++++ Raw records

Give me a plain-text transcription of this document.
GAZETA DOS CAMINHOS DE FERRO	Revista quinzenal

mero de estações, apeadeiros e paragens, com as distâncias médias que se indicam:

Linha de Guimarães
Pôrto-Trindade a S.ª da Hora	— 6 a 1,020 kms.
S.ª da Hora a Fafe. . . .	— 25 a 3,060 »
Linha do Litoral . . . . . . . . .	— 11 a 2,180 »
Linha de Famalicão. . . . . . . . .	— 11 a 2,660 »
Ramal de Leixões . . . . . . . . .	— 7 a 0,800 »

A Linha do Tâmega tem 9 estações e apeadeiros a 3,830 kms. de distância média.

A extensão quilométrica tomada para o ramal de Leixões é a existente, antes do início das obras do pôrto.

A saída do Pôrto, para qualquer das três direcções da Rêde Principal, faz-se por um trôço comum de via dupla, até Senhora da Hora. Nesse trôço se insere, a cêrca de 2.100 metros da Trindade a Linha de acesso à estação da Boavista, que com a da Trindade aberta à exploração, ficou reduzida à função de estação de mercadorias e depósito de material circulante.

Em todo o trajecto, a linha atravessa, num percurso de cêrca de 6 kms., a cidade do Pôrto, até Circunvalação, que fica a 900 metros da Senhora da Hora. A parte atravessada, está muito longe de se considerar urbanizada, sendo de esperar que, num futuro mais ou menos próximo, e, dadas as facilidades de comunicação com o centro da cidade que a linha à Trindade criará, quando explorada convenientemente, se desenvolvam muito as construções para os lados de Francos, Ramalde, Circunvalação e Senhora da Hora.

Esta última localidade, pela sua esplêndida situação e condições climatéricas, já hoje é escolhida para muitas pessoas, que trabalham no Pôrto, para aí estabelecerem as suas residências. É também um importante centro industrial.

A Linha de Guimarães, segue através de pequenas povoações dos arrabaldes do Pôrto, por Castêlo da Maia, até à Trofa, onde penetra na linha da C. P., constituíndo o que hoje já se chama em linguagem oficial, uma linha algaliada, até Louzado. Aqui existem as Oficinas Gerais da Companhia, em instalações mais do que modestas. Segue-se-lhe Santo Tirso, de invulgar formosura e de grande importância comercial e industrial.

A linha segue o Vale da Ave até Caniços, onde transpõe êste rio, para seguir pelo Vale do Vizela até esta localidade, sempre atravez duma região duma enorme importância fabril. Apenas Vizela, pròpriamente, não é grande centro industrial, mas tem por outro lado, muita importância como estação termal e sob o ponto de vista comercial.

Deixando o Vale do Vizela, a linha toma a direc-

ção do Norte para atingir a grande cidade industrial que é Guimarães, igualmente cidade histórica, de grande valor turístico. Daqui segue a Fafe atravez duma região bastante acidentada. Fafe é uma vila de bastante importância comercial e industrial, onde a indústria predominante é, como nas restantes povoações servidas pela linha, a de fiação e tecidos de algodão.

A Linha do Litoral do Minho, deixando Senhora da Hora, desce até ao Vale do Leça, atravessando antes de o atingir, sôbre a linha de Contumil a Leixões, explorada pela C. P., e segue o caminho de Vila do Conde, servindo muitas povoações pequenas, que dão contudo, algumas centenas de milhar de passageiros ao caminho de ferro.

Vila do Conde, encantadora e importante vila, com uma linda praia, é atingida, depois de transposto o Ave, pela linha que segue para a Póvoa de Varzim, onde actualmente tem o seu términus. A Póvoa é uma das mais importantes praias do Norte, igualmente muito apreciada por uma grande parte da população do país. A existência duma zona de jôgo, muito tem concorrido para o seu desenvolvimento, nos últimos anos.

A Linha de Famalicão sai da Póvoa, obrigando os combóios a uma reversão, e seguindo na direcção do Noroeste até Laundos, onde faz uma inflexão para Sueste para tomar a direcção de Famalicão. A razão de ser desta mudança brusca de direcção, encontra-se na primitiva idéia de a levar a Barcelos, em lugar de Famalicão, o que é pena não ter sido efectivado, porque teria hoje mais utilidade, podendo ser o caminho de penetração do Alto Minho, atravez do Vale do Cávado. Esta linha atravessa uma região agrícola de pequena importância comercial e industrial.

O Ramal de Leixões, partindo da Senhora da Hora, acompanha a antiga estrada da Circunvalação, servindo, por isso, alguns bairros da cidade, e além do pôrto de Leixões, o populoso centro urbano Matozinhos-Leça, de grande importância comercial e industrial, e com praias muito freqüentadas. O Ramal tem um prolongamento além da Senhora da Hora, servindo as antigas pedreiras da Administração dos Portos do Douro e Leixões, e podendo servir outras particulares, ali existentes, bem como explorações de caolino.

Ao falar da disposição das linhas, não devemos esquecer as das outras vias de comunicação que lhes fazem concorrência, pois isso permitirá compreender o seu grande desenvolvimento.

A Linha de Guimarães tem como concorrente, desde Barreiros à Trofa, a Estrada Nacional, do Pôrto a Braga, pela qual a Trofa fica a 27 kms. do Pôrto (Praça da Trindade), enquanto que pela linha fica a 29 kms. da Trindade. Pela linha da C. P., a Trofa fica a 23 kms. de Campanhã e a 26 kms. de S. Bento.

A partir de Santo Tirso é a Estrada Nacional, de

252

++++++++

Return each line that includes "importante".

> [Response]
Esta última localidade, pela sua esplêndida situação e condições climatéricas, já hoje é escolhida para muitas pessoas, que trabalham no Pôrto, para aí estabelecerem as suas residências. É também um importante centro industrial.
Vila do Conde, encantadora e importante vila, com uma linda praia, é atingida, depois de transposto o Ave, pela linha que segue para a Póvoa de Varzim, onde actualmente tem o seu términus. A Póvoa é uma das mais importantes praias do Norte, igualmente muito apreciada por uma grande parte da população do país. A existência duma zona de jôgo, muito tem concorrido para o seu desenvolvimento, nos últimos anos.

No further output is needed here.